[begin RECORD EXTRACTS]
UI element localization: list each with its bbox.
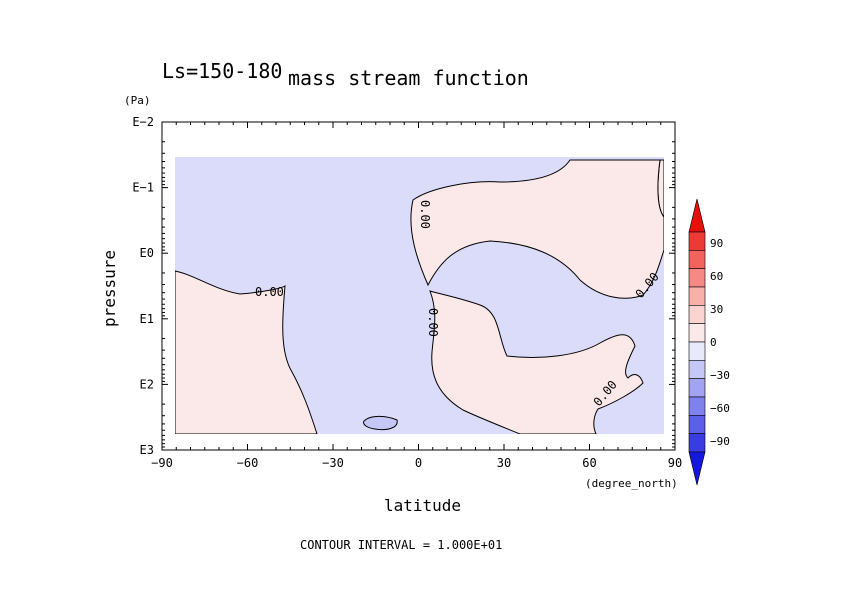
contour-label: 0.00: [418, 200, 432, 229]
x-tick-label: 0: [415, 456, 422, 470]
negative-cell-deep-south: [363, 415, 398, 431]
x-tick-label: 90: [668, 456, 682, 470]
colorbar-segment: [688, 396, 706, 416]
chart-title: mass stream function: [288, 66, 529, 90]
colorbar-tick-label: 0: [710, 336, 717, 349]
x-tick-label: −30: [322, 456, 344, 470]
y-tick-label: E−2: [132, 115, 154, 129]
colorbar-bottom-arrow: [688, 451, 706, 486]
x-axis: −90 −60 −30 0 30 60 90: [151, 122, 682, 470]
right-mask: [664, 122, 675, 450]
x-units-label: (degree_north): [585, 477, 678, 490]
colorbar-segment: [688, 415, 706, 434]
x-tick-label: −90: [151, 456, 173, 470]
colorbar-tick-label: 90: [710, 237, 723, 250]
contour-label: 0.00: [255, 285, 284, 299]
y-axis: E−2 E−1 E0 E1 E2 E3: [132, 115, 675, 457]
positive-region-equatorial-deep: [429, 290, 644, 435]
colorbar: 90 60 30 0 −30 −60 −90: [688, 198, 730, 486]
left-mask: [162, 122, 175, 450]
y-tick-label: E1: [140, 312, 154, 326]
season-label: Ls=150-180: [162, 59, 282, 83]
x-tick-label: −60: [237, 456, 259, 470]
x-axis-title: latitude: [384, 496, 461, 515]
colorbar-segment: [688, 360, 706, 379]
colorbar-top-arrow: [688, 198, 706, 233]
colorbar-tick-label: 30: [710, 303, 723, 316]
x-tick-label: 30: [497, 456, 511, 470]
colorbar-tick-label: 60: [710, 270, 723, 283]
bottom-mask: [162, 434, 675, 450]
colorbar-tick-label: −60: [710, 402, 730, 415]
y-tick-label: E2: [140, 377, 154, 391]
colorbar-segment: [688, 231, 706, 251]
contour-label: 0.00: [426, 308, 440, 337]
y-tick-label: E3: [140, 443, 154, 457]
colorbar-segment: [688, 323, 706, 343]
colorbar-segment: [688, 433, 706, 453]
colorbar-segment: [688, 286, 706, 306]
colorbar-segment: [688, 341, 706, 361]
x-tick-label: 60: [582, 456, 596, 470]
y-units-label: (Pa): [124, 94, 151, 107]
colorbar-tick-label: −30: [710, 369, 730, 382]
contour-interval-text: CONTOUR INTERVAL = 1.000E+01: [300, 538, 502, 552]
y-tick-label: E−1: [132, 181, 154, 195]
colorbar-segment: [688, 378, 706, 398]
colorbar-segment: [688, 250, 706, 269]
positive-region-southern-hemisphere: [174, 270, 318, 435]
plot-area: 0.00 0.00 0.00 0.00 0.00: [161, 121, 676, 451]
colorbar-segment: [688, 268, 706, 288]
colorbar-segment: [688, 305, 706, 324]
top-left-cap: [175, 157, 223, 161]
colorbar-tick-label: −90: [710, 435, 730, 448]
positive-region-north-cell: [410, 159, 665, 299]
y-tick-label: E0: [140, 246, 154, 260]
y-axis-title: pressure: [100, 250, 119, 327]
[end RECORD EXTRACTS]
**GIVEN TASK**
Please output everything from the line containing "contour-label: 0.00: [418, 200, 432, 229]" down to the line containing "contour-interval-text: CONTOUR INTERVAL", both ends included, as a JSON list of strings with one string per line and any blank lines left out.

**FULL OUTPUT**
[
  "contour-label: 0.00: [418, 200, 432, 229]",
  "x-tick-label: 0: [415, 456, 422, 470]",
  "negative-cell-deep-south: [363, 415, 398, 431]",
  "x-tick-label: 90: [668, 456, 682, 470]",
  "colorbar-segment: [688, 396, 706, 416]",
  "chart-title: mass stream function: [288, 66, 529, 90]",
  "colorbar-tick-label: 0: [710, 336, 717, 349]",
  "x-tick-label: −30: [322, 456, 344, 470]",
  "y-tick-label: E−2: [132, 115, 154, 129]",
  "colorbar-bottom-arrow: [688, 451, 706, 486]",
  "x-axis: −90 −60 −30 0 30 60 90: [151, 122, 682, 470]",
  "right-mask: [664, 122, 675, 450]",
  "x-units-label: (degree_north): [585, 477, 678, 490]",
  "colorbar-segment: [688, 415, 706, 434]",
  "x-tick-label: −90: [151, 456, 173, 470]",
  "colorbar-tick-label: 90: [710, 237, 723, 250]",
  "contour-label: 0.00: [255, 285, 284, 299]",
  "y-axis: E−2 E−1 E0 E1 E2 E3: [132, 115, 675, 457]",
  "positive-region-equatorial-deep: [429, 290, 644, 435]",
  "colorbar: 90 60 30 0 −30 −60 −90: [688, 198, 730, 486]",
  "left-mask: [162, 122, 175, 450]",
  "y-tick-label: E1: [140, 312, 154, 326]",
  "season-label: Ls=150-180: [162, 59, 282, 83]",
  "x-tick-label: −60: [237, 456, 259, 470]",
  "x-axis-title: latitude: [384, 496, 461, 515]",
  "colorbar-segment: [688, 360, 706, 379]",
  "colorbar-top-arrow: [688, 198, 706, 233]",
  "colorbar-tick-label: 30: [710, 303, 723, 316]",
  "x-tick-label: 30: [497, 456, 511, 470]",
  "colorbar-tick-label: 60: [710, 270, 723, 283]",
  "bottom-mask: [162, 434, 675, 450]",
  "colorbar-tick-label: −60: [710, 402, 730, 415]",
  "y-tick-label: E2: [140, 377, 154, 391]",
  "colorbar-segment: [688, 231, 706, 251]",
  "contour-label: 0.00: [426, 308, 440, 337]",
  "y-tick-label: E3: [140, 443, 154, 457]",
  "colorbar-segment: [688, 323, 706, 343]",
  "colorbar-segment: [688, 433, 706, 453]",
  "colorbar-segment: [688, 286, 706, 306]",
  "colorbar-segment: [688, 341, 706, 361]",
  "x-tick-label: 60: [582, 456, 596, 470]",
  "y-units-label: (Pa): [124, 94, 151, 107]",
  "colorbar-tick-label: −30: [710, 369, 730, 382]",
  "contour-interval-text: CONTOUR INTERVAL = 1.000E+01: [300, 538, 502, 552]"
]